Saved entries
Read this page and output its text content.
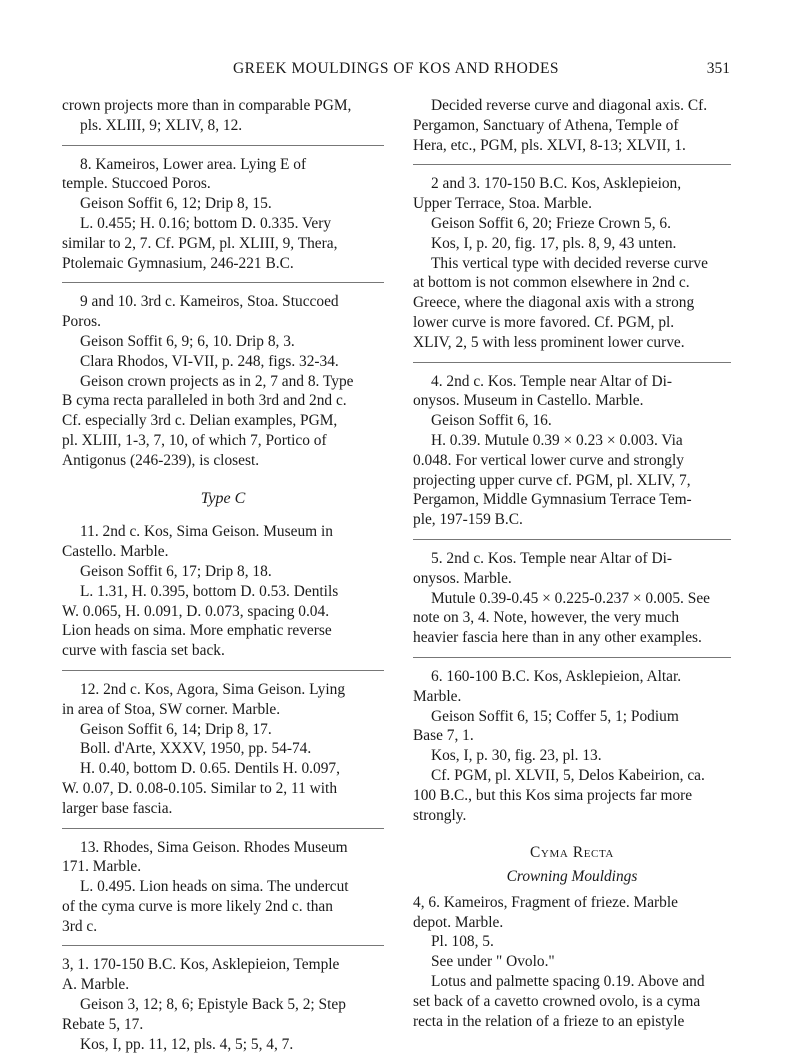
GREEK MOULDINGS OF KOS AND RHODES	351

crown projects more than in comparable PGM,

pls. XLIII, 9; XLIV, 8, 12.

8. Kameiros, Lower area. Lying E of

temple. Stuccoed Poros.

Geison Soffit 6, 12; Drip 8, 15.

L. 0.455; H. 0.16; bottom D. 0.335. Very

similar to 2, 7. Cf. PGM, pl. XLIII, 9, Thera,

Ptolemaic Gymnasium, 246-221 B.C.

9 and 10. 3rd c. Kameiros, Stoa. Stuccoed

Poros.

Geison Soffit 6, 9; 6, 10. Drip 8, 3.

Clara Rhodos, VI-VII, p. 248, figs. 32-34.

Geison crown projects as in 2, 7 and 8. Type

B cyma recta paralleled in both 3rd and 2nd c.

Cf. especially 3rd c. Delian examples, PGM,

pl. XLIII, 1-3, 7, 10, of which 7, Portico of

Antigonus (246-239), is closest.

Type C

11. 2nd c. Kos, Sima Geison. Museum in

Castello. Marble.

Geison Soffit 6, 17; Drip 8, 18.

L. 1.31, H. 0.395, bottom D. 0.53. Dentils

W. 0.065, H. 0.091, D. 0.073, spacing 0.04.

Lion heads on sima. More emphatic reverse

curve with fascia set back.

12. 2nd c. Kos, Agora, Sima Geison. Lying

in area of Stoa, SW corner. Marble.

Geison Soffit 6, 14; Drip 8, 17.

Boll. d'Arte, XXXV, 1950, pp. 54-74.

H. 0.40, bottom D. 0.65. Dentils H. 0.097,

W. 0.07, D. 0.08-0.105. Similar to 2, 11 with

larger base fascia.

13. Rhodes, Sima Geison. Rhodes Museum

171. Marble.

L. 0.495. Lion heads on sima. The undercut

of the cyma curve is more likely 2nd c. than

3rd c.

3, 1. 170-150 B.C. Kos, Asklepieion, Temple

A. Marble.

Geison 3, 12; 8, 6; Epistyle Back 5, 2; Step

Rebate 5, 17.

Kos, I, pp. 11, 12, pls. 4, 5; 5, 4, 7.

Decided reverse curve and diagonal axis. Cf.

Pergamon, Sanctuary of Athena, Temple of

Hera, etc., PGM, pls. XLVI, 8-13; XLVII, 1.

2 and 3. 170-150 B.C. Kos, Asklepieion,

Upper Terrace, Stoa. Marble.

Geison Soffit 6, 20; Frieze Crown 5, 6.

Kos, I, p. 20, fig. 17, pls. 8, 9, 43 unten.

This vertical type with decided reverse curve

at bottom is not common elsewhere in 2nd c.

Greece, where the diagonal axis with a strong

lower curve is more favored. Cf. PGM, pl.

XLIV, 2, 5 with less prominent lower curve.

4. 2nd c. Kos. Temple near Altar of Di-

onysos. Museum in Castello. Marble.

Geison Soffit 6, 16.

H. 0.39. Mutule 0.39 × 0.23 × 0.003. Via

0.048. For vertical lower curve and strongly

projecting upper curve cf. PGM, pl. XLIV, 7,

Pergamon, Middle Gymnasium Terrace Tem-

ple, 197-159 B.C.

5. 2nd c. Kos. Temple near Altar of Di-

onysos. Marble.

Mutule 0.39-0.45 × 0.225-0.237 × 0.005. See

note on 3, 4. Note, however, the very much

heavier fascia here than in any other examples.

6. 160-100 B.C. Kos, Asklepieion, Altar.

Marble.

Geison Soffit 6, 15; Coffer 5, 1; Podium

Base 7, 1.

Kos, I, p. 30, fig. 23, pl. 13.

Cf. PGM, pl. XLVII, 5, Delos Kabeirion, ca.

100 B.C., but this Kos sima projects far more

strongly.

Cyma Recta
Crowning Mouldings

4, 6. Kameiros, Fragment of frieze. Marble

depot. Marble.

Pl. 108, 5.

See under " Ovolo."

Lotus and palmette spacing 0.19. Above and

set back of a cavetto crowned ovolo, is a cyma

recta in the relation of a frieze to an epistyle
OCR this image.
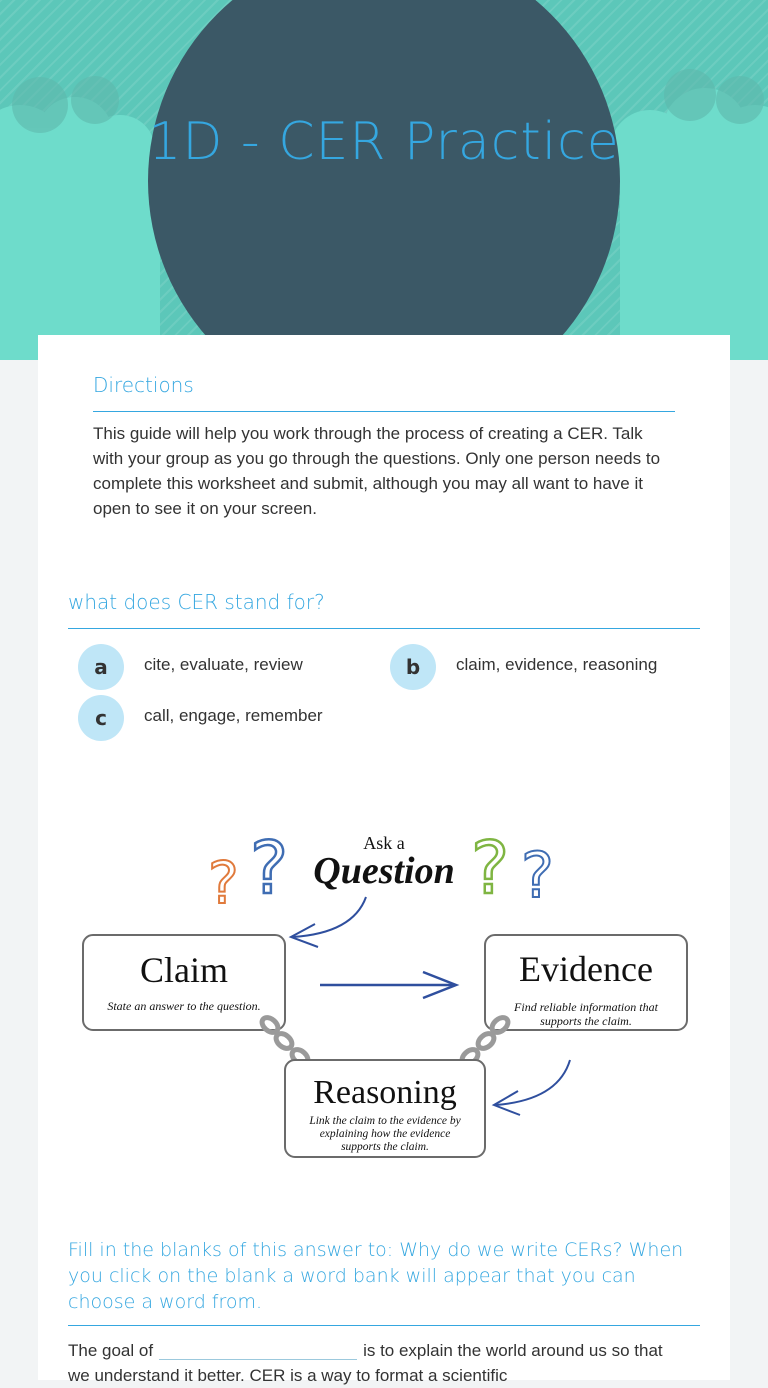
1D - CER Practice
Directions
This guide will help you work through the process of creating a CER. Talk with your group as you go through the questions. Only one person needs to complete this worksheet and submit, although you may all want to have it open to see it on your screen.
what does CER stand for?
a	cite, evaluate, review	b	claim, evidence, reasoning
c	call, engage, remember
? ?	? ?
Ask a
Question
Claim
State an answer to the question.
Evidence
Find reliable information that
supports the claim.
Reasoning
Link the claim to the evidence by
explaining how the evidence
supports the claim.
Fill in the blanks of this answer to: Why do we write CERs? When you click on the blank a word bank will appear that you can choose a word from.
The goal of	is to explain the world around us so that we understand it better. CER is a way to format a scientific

▶ _WHAT THIS TASK INVOLVES_
Going through the entries above line by line, work out how many lines include the word "Stuccoed". Only the number is required.

▶ _RESULT OF THE TASK_
2